Records from a collection of figures
┄┄┄┄┄┄┄┄┄┄

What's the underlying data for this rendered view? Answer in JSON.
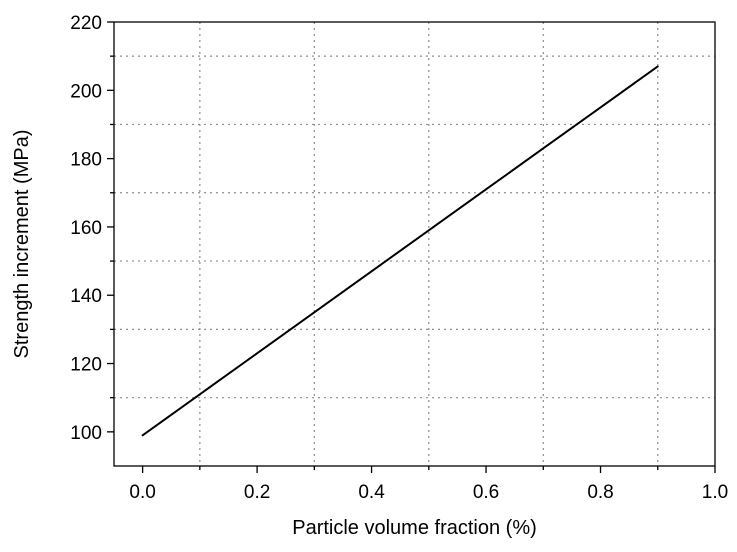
{
  "chart_data": {
    "type": "line",
    "title": "",
    "xlabel": "Particle volume fraction (%)",
    "ylabel": "Strength increment (MPa)",
    "xlim": [
      -0.05,
      1.0
    ],
    "ylim": [
      90,
      220
    ],
    "x_ticks": [
      0.0,
      0.2,
      0.4,
      0.6,
      0.8,
      1.0
    ],
    "x_tick_labels": [
      "0.0",
      "0.2",
      "0.4",
      "0.6",
      "0.8",
      "1.0"
    ],
    "y_ticks": [
      100,
      120,
      140,
      160,
      180,
      200,
      220
    ],
    "y_tick_labels": [
      "100",
      "120",
      "140",
      "160",
      "180",
      "200",
      "220"
    ],
    "x_grid": [
      0.1,
      0.3,
      0.5,
      0.7,
      0.9
    ],
    "y_grid": [
      110,
      130,
      150,
      170,
      190,
      210
    ],
    "grid": true,
    "legend": false,
    "series": [
      {
        "x": [
          0.0,
          0.1,
          0.2,
          0.3,
          0.4,
          0.5,
          0.6,
          0.7,
          0.8,
          0.9
        ],
        "y": [
          99,
          111,
          123,
          135,
          147,
          159,
          171,
          183,
          195,
          207
        ],
        "color": "#000000"
      }
    ]
  }
}
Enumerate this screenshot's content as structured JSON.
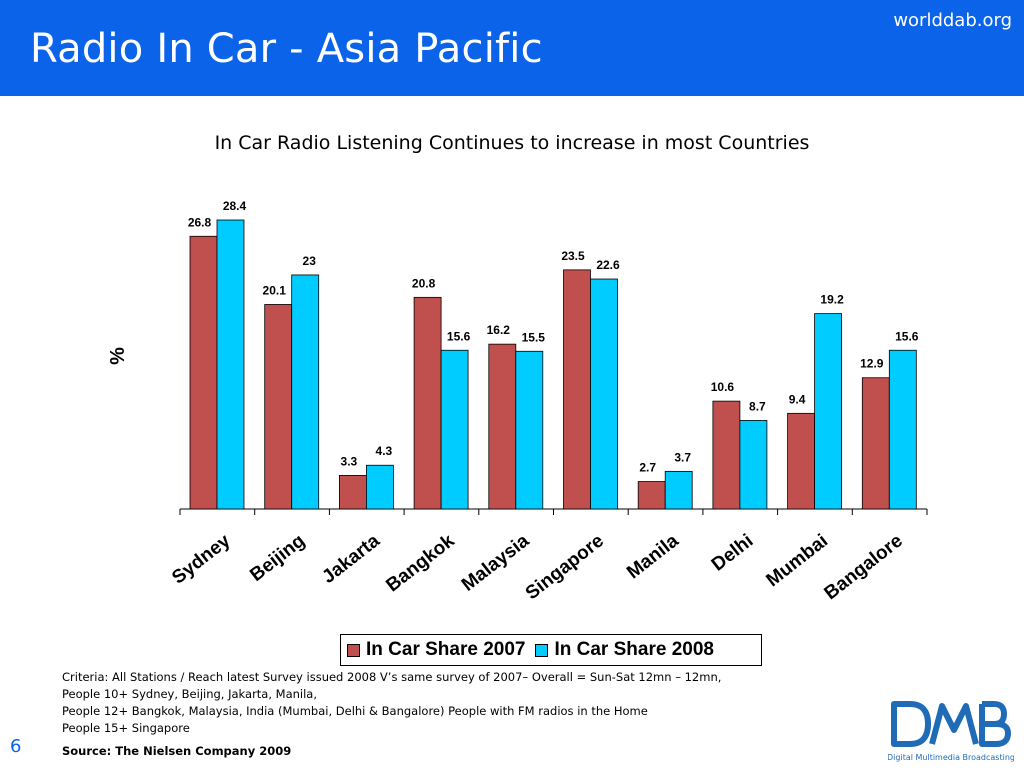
{
  "header": {
    "title": "Radio In Car - Asia Pacific",
    "site": "worlddab.org"
  },
  "colors": {
    "header_bg": "#0a63e8",
    "series_2007": "#c0504d",
    "series_2008": "#00ccff"
  },
  "chart_data": {
    "type": "bar",
    "title": "In Car Radio Listening Continues to increase in most Countries",
    "ylabel": "%",
    "xlabel": "",
    "ylim": [
      0,
      28.4
    ],
    "grid": false,
    "legend_position": "bottom",
    "categories": [
      "Sydney",
      "Beijing",
      "Jakarta",
      "Bangkok",
      "Malaysia",
      "Singapore",
      "Manila",
      "Delhi",
      "Mumbai",
      "Bangalore"
    ],
    "series": [
      {
        "name": "In Car Share 2007",
        "color": "#c0504d",
        "values": [
          26.8,
          20.1,
          3.3,
          20.8,
          16.2,
          23.5,
          2.7,
          10.6,
          9.4,
          12.9
        ],
        "labels": [
          "26.8",
          "20.1",
          "3.3",
          "20.8",
          "16.2",
          "23.5",
          "2.7",
          "10.6",
          "9.4",
          "12.9"
        ]
      },
      {
        "name": "In Car Share 2008",
        "color": "#00ccff",
        "values": [
          28.4,
          23,
          4.3,
          15.6,
          15.5,
          22.6,
          3.7,
          8.7,
          19.2,
          15.6
        ],
        "labels": [
          "28.4",
          "23",
          "4.3",
          "15.6",
          "15.5",
          "22.6",
          "3.7",
          "8.7",
          "19.2",
          "15.6"
        ]
      }
    ]
  },
  "footer": {
    "criteria": [
      "Criteria: All Stations / Reach latest Survey issued 2008 V’s same survey of 2007– Overall = Sun-Sat 12mn – 12mn,",
      "People 10+ Sydney, Beijing, Jakarta, Manila,",
      "People 12+ Bangkok, Malaysia, India (Mumbai, Delhi & Bangalore) People with FM radios in the Home",
      "People 15+ Singapore"
    ],
    "source": "Source: The Nielsen Company 2009",
    "page_number": "6"
  },
  "logo": {
    "text": "Digital Multimedia Broadcasting",
    "icon": "dmb-logo-icon",
    "color": "#1f6bb5"
  }
}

┄┄┄┄┄┄┄┄┄┄

> TASK STATEMENT
Transcribe every entry word for word, but skip the pictures.

> ANSWER TO THIS EXERCISE
What's the underlying data for this rendered view? Answer in JSON.
{
  "chart_data": {
    "type": "line",
    "title": "",
    "xlabel": "Particle volume fraction (%)",
    "ylabel": "Strength increment (MPa)",
    "xlim": [
      -0.05,
      1.0
    ],
    "ylim": [
      90,
      220
    ],
    "x_ticks": [
      0.0,
      0.2,
      0.4,
      0.6,
      0.8,
      1.0
    ],
    "x_tick_labels": [
      "0.0",
      "0.2",
      "0.4",
      "0.6",
      "0.8",
      "1.0"
    ],
    "y_ticks": [
      100,
      120,
      140,
      160,
      180,
      200,
      220
    ],
    "y_tick_labels": [
      "100",
      "120",
      "140",
      "160",
      "180",
      "200",
      "220"
    ],
    "x_grid": [
      0.1,
      0.3,
      0.5,
      0.7,
      0.9
    ],
    "y_grid": [
      110,
      130,
      150,
      170,
      190,
      210
    ],
    "grid": true,
    "legend": false,
    "series": [
      {
        "x": [
          0.0,
          0.1,
          0.2,
          0.3,
          0.4,
          0.5,
          0.6,
          0.7,
          0.8,
          0.9
        ],
        "y": [
          99,
          111,
          123,
          135,
          147,
          159,
          171,
          183,
          195,
          207
        ],
        "color": "#000000"
      }
    ]
  }
}
Enumerate this screenshot's content as structured JSON.
{
  "header": {
    "title": "Radio In Car - Asia Pacific",
    "site": "worlddab.org"
  },
  "colors": {
    "header_bg": "#0a63e8",
    "series_2007": "#c0504d",
    "series_2008": "#00ccff"
  },
  "chart_data": {
    "type": "bar",
    "title": "In Car Radio Listening Continues to increase in most Countries",
    "ylabel": "%",
    "xlabel": "",
    "ylim": [
      0,
      28.4
    ],
    "grid": false,
    "legend_position": "bottom",
    "categories": [
      "Sydney",
      "Beijing",
      "Jakarta",
      "Bangkok",
      "Malaysia",
      "Singapore",
      "Manila",
      "Delhi",
      "Mumbai",
      "Bangalore"
    ],
    "series": [
      {
        "name": "In Car Share 2007",
        "color": "#c0504d",
        "values": [
          26.8,
          20.1,
          3.3,
          20.8,
          16.2,
          23.5,
          2.7,
          10.6,
          9.4,
          12.9
        ],
        "labels": [
          "26.8",
          "20.1",
          "3.3",
          "20.8",
          "16.2",
          "23.5",
          "2.7",
          "10.6",
          "9.4",
          "12.9"
        ]
      },
      {
        "name": "In Car Share 2008",
        "color": "#00ccff",
        "values": [
          28.4,
          23,
          4.3,
          15.6,
          15.5,
          22.6,
          3.7,
          8.7,
          19.2,
          15.6
        ],
        "labels": [
          "28.4",
          "23",
          "4.3",
          "15.6",
          "15.5",
          "22.6",
          "3.7",
          "8.7",
          "19.2",
          "15.6"
        ]
      }
    ]
  },
  "footer": {
    "criteria": [
      "Criteria: All Stations / Reach latest Survey issued 2008 V’s same survey of 2007– Overall = Sun-Sat 12mn – 12mn,",
      "People 10+ Sydney, Beijing, Jakarta, Manila,",
      "People 12+ Bangkok, Malaysia, India (Mumbai, Delhi & Bangalore) People with FM radios in the Home",
      "People 15+ Singapore"
    ],
    "source": "Source: The Nielsen Company 2009",
    "page_number": "6"
  },
  "logo": {
    "text": "Digital Multimedia Broadcasting",
    "icon": "dmb-logo-icon",
    "color": "#1f6bb5"
  }
}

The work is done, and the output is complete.